### Your instructions
Below are some entries. Count how many of their lines include "involved", then give that number only.

### Data excerpts
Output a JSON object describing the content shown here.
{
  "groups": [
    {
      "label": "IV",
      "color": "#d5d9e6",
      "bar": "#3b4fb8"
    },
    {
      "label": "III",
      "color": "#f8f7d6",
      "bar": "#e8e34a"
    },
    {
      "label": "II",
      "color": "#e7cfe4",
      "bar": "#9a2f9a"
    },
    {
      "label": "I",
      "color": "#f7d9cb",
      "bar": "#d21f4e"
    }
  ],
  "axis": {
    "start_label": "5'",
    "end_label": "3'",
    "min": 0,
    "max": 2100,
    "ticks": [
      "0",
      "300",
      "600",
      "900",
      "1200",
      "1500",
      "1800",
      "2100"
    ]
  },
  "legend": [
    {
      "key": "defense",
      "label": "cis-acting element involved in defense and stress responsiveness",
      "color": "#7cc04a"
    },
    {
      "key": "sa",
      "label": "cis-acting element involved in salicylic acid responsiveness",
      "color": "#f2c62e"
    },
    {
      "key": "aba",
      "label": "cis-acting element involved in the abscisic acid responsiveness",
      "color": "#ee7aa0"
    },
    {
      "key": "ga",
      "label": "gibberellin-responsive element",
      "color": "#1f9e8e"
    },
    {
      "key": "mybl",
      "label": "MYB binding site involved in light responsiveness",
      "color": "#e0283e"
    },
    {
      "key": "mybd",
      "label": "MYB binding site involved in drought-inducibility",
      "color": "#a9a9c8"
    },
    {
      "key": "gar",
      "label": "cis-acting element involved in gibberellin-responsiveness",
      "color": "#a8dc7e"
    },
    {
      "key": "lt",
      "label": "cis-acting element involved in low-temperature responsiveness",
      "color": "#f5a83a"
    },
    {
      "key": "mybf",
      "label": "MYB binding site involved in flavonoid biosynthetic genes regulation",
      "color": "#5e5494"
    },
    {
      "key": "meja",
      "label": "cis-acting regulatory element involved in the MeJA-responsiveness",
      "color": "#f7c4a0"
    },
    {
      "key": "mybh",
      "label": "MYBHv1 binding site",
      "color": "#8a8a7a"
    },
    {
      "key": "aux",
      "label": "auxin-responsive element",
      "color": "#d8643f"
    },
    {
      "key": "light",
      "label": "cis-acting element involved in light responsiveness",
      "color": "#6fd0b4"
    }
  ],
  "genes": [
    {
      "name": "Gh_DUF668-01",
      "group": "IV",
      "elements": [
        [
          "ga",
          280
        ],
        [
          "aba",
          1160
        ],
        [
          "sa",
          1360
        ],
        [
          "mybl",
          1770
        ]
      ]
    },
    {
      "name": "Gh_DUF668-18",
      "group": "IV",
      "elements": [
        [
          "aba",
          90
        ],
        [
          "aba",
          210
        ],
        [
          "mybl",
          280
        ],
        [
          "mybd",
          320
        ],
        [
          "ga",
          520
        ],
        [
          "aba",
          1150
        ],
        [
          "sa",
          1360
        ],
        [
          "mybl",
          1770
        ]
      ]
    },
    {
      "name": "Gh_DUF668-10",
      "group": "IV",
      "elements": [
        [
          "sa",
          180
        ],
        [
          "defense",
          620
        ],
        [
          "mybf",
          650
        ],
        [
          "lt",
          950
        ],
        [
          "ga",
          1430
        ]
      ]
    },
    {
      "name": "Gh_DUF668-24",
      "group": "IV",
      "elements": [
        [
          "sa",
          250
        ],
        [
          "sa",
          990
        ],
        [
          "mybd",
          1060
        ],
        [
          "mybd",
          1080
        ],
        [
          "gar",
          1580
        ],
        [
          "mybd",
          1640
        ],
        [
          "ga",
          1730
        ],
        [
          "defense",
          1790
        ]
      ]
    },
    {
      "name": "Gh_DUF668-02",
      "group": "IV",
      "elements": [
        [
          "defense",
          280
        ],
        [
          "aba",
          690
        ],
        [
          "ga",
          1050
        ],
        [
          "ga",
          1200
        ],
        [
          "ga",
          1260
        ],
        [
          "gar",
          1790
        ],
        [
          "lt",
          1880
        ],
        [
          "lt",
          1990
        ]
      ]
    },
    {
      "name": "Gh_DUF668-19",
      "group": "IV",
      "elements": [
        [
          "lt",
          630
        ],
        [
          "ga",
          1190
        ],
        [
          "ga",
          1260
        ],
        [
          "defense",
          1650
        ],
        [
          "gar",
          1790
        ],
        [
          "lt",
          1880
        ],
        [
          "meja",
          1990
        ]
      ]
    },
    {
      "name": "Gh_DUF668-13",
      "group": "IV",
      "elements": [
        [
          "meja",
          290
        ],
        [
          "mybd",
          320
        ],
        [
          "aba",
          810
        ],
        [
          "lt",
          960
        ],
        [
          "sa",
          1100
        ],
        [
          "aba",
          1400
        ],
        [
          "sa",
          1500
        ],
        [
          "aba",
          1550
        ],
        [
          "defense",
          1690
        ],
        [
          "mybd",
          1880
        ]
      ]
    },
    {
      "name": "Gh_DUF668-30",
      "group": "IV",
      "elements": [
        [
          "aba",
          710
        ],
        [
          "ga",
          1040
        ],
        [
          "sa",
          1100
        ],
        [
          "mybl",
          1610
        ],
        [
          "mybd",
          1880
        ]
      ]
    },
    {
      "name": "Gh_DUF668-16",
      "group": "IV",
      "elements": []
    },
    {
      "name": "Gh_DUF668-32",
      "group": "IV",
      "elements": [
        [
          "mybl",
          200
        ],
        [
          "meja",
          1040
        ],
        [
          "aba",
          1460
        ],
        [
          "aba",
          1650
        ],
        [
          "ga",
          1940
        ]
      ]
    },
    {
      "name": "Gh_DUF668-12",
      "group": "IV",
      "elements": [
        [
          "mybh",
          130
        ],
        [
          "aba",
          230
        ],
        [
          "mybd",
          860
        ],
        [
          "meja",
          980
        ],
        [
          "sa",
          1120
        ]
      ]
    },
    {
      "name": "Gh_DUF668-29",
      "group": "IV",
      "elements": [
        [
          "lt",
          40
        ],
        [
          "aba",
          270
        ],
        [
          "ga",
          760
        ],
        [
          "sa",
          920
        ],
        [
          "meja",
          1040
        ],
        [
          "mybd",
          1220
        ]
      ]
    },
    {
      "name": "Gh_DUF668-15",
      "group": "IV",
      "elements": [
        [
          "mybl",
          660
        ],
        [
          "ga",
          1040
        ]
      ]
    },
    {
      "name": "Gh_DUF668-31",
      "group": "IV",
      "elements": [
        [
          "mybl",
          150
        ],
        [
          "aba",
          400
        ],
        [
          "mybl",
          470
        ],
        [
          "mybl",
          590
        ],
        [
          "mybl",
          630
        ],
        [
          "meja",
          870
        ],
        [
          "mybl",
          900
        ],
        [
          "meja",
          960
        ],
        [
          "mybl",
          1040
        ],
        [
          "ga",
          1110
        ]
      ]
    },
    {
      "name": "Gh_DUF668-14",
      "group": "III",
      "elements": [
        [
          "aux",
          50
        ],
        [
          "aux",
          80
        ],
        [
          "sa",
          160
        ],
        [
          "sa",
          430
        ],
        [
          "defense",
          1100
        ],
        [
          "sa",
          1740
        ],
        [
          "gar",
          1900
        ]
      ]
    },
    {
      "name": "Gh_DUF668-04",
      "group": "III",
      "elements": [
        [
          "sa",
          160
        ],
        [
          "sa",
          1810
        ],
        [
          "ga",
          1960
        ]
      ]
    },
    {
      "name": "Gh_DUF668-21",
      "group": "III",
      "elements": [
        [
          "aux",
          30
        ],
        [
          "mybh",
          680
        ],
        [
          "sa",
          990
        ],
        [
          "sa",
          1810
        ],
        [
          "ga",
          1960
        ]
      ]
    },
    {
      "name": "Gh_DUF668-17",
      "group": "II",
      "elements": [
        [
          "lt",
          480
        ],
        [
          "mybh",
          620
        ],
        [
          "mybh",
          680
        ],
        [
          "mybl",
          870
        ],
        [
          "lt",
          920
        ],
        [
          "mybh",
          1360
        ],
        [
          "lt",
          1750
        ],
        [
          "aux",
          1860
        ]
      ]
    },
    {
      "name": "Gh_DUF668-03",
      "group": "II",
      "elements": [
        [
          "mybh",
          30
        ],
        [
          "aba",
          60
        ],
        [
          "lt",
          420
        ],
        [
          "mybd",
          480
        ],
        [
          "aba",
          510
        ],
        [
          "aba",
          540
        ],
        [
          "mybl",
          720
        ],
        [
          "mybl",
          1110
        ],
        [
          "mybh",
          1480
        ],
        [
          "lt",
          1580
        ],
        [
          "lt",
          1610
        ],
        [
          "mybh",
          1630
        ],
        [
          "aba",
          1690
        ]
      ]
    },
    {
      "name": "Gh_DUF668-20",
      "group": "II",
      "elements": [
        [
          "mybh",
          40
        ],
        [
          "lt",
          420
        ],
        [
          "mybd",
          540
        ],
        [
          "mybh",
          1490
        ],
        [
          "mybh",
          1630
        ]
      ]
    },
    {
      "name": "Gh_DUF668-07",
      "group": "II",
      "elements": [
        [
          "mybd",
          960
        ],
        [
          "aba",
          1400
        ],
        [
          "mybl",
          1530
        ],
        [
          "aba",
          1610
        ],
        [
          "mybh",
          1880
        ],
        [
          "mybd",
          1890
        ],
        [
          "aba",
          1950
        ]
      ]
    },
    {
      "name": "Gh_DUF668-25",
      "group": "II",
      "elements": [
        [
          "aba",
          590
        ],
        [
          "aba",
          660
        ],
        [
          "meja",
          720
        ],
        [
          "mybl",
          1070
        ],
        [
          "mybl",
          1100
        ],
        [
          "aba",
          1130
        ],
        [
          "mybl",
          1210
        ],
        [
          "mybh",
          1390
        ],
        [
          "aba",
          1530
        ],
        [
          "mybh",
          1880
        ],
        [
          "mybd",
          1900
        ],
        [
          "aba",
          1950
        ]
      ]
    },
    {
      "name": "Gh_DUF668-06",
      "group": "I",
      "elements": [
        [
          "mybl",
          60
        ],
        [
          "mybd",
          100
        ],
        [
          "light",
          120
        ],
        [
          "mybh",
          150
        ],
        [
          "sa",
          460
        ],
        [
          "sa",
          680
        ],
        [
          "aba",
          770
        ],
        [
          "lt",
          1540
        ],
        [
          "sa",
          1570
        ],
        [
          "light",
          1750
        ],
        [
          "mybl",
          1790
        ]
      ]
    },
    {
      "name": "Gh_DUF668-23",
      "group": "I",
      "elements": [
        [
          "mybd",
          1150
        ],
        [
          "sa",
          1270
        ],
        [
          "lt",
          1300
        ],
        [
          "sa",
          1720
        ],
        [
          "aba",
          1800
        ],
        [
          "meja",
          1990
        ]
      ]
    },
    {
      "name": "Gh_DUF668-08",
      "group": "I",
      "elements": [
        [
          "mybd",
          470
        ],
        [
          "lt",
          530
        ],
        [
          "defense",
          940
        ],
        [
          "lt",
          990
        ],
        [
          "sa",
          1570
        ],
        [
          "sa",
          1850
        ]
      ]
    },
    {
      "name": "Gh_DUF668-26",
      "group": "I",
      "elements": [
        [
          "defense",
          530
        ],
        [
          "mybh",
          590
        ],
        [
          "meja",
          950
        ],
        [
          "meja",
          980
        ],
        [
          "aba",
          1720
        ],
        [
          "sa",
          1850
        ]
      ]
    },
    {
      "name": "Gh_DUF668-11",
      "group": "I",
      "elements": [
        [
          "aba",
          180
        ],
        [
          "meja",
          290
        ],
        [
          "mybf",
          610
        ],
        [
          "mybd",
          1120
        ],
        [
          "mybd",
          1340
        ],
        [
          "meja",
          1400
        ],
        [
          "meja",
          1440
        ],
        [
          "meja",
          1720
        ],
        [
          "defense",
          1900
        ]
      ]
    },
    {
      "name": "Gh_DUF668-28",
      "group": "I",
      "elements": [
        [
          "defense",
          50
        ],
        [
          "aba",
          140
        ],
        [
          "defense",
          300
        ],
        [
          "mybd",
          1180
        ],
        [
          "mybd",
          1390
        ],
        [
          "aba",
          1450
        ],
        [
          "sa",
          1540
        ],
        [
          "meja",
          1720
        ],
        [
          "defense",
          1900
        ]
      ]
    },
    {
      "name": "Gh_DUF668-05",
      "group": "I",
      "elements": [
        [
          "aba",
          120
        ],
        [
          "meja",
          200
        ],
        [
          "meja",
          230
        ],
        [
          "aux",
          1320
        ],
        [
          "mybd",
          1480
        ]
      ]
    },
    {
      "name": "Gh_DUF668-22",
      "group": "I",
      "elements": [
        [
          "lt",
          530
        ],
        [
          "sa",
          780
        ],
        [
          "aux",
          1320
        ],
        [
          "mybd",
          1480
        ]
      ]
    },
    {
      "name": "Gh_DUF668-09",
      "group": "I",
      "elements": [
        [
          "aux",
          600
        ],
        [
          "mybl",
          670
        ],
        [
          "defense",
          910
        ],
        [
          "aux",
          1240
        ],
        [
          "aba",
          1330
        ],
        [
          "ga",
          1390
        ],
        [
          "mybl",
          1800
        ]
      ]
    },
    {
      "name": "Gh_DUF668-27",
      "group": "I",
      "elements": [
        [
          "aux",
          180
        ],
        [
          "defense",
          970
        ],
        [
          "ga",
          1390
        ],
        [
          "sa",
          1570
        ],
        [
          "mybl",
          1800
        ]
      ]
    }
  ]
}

### Output below
10